§ **TASK REQUIREMENTS**: Provide an exact transcription of all the records.

[Collected data]
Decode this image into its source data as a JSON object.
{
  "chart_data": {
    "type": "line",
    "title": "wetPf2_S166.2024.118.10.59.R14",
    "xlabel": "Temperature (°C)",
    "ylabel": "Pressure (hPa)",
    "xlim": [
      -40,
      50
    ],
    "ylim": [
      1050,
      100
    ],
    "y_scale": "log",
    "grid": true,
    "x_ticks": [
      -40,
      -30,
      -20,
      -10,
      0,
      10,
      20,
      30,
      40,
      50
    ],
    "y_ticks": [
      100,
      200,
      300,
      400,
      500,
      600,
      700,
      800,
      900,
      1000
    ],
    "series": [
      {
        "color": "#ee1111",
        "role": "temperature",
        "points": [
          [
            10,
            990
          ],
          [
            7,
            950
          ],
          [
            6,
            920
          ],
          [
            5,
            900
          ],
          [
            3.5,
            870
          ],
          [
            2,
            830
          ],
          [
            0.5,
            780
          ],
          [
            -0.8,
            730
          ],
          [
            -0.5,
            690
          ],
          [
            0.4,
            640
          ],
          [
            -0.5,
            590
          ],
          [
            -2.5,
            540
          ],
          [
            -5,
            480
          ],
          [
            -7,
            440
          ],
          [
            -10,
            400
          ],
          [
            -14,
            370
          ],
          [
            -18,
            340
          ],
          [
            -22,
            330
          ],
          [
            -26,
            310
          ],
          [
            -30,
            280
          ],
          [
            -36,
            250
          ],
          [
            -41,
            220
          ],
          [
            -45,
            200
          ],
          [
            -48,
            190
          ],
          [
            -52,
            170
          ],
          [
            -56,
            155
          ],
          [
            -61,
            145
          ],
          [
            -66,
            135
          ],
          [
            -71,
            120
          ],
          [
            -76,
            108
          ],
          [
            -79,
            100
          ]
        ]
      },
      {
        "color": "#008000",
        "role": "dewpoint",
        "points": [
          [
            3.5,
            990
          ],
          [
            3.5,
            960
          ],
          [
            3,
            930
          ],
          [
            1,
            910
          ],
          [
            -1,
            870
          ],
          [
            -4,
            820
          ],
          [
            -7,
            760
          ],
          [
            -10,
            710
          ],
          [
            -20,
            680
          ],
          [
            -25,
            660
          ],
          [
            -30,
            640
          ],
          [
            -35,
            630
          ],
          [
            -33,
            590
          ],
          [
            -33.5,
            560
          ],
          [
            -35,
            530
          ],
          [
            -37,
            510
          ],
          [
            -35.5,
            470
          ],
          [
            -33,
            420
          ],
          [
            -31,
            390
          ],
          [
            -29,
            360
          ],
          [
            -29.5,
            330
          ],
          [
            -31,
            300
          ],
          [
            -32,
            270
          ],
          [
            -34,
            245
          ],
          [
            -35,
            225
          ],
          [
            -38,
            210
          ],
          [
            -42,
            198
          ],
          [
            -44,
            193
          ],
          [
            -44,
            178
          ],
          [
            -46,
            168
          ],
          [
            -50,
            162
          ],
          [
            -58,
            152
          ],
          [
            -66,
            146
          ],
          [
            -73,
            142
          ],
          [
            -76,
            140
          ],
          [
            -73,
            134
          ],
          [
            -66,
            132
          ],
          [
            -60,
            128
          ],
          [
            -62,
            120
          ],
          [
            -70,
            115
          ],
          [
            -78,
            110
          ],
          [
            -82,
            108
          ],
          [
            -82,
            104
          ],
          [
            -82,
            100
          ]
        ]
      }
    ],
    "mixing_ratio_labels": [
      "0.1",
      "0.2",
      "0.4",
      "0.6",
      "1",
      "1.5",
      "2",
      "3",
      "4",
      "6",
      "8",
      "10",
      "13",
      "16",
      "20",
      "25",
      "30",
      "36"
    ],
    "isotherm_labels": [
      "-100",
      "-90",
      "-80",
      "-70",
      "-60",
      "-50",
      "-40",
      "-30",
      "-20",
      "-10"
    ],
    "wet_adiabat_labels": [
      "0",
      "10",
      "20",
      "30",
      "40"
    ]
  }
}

§ **ANSWER TO THIS PROBLEM**:
Decode this image into its source data as a JSON object.
{
  "chart_data": {
    "type": "line",
    "title": "wetPf2_S166.2024.118.10.59.R14",
    "xlabel": "Temperature (°C)",
    "ylabel": "Pressure (hPa)",
    "xlim": [
      -40,
      50
    ],
    "ylim": [
      1050,
      100
    ],
    "y_scale": "log",
    "grid": true,
    "x_ticks": [
      -40,
      -30,
      -20,
      -10,
      0,
      10,
      20,
      30,
      40,
      50
    ],
    "y_ticks": [
      100,
      200,
      300,
      400,
      500,
      600,
      700,
      800,
      900,
      1000
    ],
    "series": [
      {
        "color": "#ee1111",
        "role": "temperature",
        "points": [
          [
            10,
            990
          ],
          [
            7,
            950
          ],
          [
            6,
            920
          ],
          [
            5,
            900
          ],
          [
            3.5,
            870
          ],
          [
            2,
            830
          ],
          [
            0.5,
            780
          ],
          [
            -0.8,
            730
          ],
          [
            -0.5,
            690
          ],
          [
            0.4,
            640
          ],
          [
            -0.5,
            590
          ],
          [
            -2.5,
            540
          ],
          [
            -5,
            480
          ],
          [
            -7,
            440
          ],
          [
            -10,
            400
          ],
          [
            -14,
            370
          ],
          [
            -18,
            340
          ],
          [
            -22,
            330
          ],
          [
            -26,
            310
          ],
          [
            -30,
            280
          ],
          [
            -36,
            250
          ],
          [
            -41,
            220
          ],
          [
            -45,
            200
          ],
          [
            -48,
            190
          ],
          [
            -52,
            170
          ],
          [
            -56,
            155
          ],
          [
            -61,
            145
          ],
          [
            -66,
            135
          ],
          [
            -71,
            120
          ],
          [
            -76,
            108
          ],
          [
            -79,
            100
          ]
        ]
      },
      {
        "color": "#008000",
        "role": "dewpoint",
        "points": [
          [
            3.5,
            990
          ],
          [
            3.5,
            960
          ],
          [
            3,
            930
          ],
          [
            1,
            910
          ],
          [
            -1,
            870
          ],
          [
            -4,
            820
          ],
          [
            -7,
            760
          ],
          [
            -10,
            710
          ],
          [
            -20,
            680
          ],
          [
            -25,
            660
          ],
          [
            -30,
            640
          ],
          [
            -35,
            630
          ],
          [
            -33,
            590
          ],
          [
            -33.5,
            560
          ],
          [
            -35,
            530
          ],
          [
            -37,
            510
          ],
          [
            -35.5,
            470
          ],
          [
            -33,
            420
          ],
          [
            -31,
            390
          ],
          [
            -29,
            360
          ],
          [
            -29.5,
            330
          ],
          [
            -31,
            300
          ],
          [
            -32,
            270
          ],
          [
            -34,
            245
          ],
          [
            -35,
            225
          ],
          [
            -38,
            210
          ],
          [
            -42,
            198
          ],
          [
            -44,
            193
          ],
          [
            -44,
            178
          ],
          [
            -46,
            168
          ],
          [
            -50,
            162
          ],
          [
            -58,
            152
          ],
          [
            -66,
            146
          ],
          [
            -73,
            142
          ],
          [
            -76,
            140
          ],
          [
            -73,
            134
          ],
          [
            -66,
            132
          ],
          [
            -60,
            128
          ],
          [
            -62,
            120
          ],
          [
            -70,
            115
          ],
          [
            -78,
            110
          ],
          [
            -82,
            108
          ],
          [
            -82,
            104
          ],
          [
            -82,
            100
          ]
        ]
      }
    ],
    "mixing_ratio_labels": [
      "0.1",
      "0.2",
      "0.4",
      "0.6",
      "1",
      "1.5",
      "2",
      "3",
      "4",
      "6",
      "8",
      "10",
      "13",
      "16",
      "20",
      "25",
      "30",
      "36"
    ],
    "isotherm_labels": [
      "-100",
      "-90",
      "-80",
      "-70",
      "-60",
      "-50",
      "-40",
      "-30",
      "-20",
      "-10"
    ],
    "wet_adiabat_labels": [
      "0",
      "10",
      "20",
      "30",
      "40"
    ]
  }
}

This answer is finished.